> EXERCISE MATERIALS:
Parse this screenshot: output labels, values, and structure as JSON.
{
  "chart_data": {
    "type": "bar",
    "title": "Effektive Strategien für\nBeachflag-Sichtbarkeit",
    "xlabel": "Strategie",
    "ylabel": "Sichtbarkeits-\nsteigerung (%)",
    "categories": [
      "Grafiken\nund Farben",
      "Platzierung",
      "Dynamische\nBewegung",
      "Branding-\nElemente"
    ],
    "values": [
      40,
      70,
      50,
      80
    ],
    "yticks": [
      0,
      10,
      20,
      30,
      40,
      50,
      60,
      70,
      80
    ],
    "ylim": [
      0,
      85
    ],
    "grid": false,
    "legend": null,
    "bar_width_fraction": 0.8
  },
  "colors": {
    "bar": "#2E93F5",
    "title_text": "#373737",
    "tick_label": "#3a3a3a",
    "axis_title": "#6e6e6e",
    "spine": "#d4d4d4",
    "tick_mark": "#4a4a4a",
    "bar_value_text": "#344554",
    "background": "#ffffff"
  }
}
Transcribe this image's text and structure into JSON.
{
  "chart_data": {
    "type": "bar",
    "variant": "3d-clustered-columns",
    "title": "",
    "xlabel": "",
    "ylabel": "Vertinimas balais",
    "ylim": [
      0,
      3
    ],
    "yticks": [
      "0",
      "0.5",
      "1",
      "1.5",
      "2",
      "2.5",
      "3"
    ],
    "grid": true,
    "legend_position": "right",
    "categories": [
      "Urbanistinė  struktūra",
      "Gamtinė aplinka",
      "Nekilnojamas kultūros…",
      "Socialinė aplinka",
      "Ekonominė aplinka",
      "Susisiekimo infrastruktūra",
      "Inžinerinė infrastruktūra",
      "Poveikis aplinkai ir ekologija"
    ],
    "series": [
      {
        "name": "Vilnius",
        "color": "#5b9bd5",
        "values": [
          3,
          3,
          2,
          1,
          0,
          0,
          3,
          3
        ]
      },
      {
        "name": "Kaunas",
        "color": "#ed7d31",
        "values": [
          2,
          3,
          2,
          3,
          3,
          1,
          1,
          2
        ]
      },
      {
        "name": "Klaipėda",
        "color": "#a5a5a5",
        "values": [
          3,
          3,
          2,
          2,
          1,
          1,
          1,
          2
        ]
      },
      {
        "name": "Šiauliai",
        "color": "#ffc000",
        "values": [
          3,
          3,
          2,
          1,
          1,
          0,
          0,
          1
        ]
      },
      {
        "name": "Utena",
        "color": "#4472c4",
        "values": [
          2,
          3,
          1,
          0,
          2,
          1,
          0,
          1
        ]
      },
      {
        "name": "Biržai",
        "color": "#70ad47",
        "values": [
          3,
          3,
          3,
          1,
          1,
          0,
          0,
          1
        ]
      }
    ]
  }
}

> DIRECTION: Pull out each line of the entries that contains "ylabel".

> FINAL RESULT:
    "ylabel": "Sichtbarkeits-\nsteigerung (%)",
    "ylabel": "Vertinimas balais",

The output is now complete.